### Problem
Can you print the data exactly and leave out each image?
##############################
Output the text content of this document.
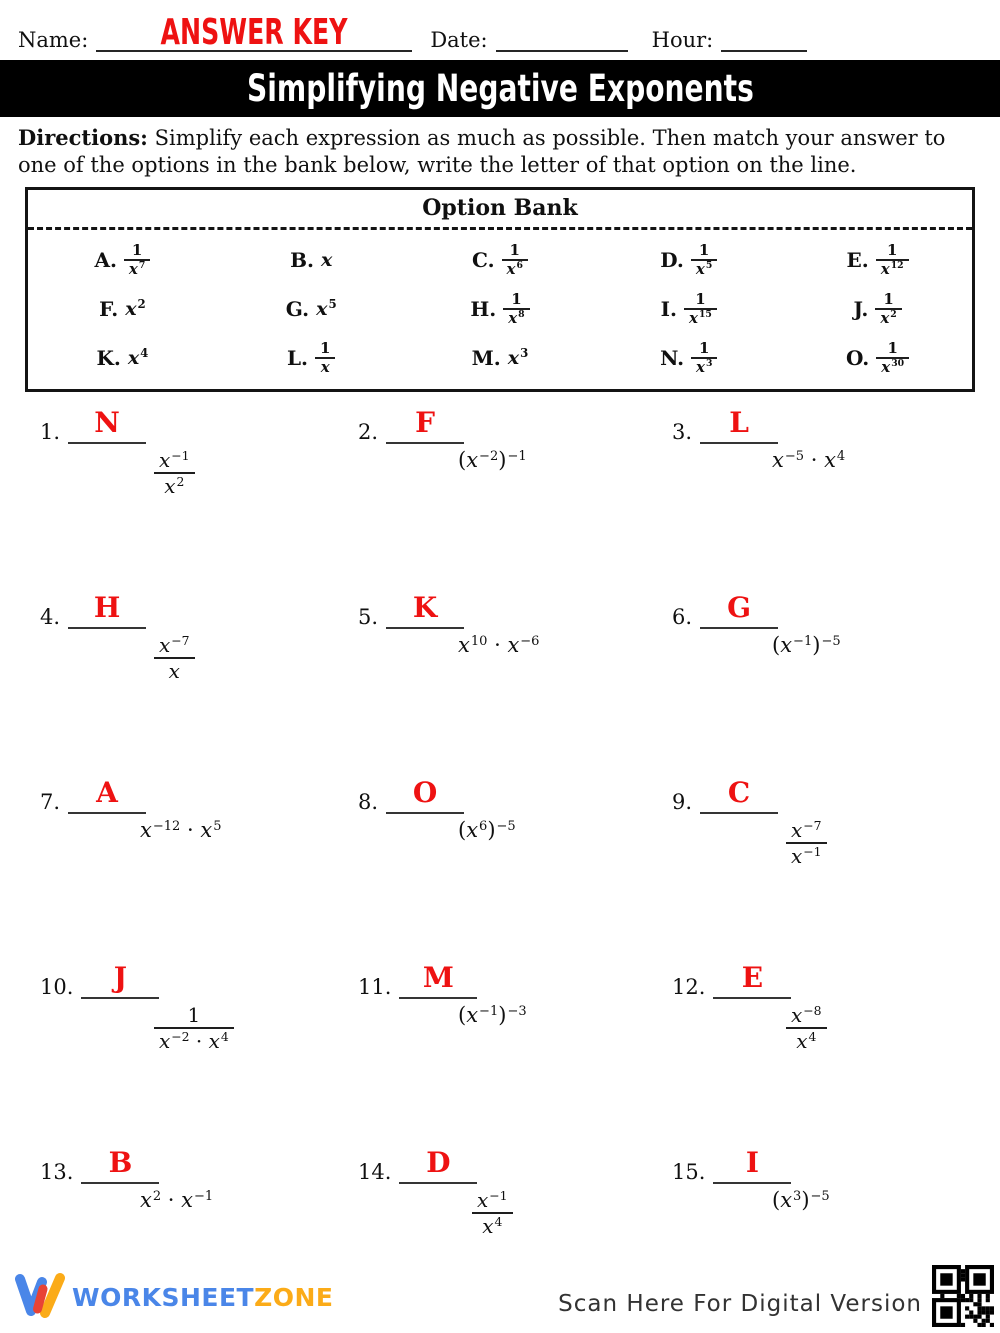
Name: ANSWER KEY	Date:	Hour:
Simplifying Negative Exponents

Directions: Simplify each expression as much as possible. Then match your answer to one of the options in the bank below, write the letter of that option on the line.

Option Bank
A. $\frac{1}{x^7}$	B. x	C. $\frac{1}{x^6}$	D. $\frac{1}{x^5}$	E. $\frac{1}{x^{12}}$
F. $x^2$	G. $x^5$	H. $\frac{1}{x^8}$	I. $\frac{1}{x^{15}}$	J. $\frac{1}{x^2}$
K. $x^4$	L. $\frac{1}{x}$	M. $x^3$	N. $\frac{1}{x^3}$	O. $\frac{1}{x^{30}}$
1.	N
$\frac{x^{-1}}{x^2}$
2.	F
$(x^{-2})^{-1}$
3.	L
$x^{-5} \cdot x^4$
4.	H
$\frac{x^{-7}}{x}$
5.	K
$x^{10} \cdot x^{-6}$
6.	G
$(x^{-1})^{-5}$
7.	A
$x^{-12} \cdot x^5$
8.	O
$(x^6)^{-5}$
9.	C
$\frac{x^{-7}}{x^{-1}}$
10.	J
$\frac{1}{x^{-2} \cdot x^4}$
11.	M
$(x^{-1})^{-3}$
12.	E
$\frac{x^{-8}}{x^4}$
13.	B
$x^2 \cdot x^{-1}$
14.	D
$\frac{x^{-1}}{x^4}$
15.	I
$(x^3)^{-5}$
WORKSHEETZONE	Scan Here For Digital Version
##############################
### Expected answer
Output the text content of this document.
Name: ANSWER KEY	Date:	Hour:
Simplifying Negative Exponents

Directions: Simplify each expression as much as possible. Then match your answer to one of the options in the bank below, write the letter of that option on the line.

Option Bank
A. $\frac{1}{x^7}$	B. x	C. $\frac{1}{x^6}$	D. $\frac{1}{x^5}$	E. $\frac{1}{x^{12}}$
F. $x^2$	G. $x^5$	H. $\frac{1}{x^8}$	I. $\frac{1}{x^{15}}$	J. $\frac{1}{x^2}$
K. $x^4$	L. $\frac{1}{x}$	M. $x^3$	N. $\frac{1}{x^3}$	O. $\frac{1}{x^{30}}$
1.	N
$\frac{x^{-1}}{x^2}$
2.	F
$(x^{-2})^{-1}$
3.	L
$x^{-5} \cdot x^4$
4.	H
$\frac{x^{-7}}{x}$
5.	K
$x^{10} \cdot x^{-6}$
6.	G
$(x^{-1})^{-5}$
7.	A
$x^{-12} \cdot x^5$
8.	O
$(x^6)^{-5}$
9.	C
$\frac{x^{-7}}{x^{-1}}$
10.	J
$\frac{1}{x^{-2} \cdot x^4}$
11.	M
$(x^{-1})^{-3}$
12.	E
$\frac{x^{-8}}{x^4}$
13.	B
$x^2 \cdot x^{-1}$
14.	D
$\frac{x^{-1}}{x^4}$
15.	I
$(x^3)^{-5}$
WORKSHEETZONE	Scan Here For Digital Version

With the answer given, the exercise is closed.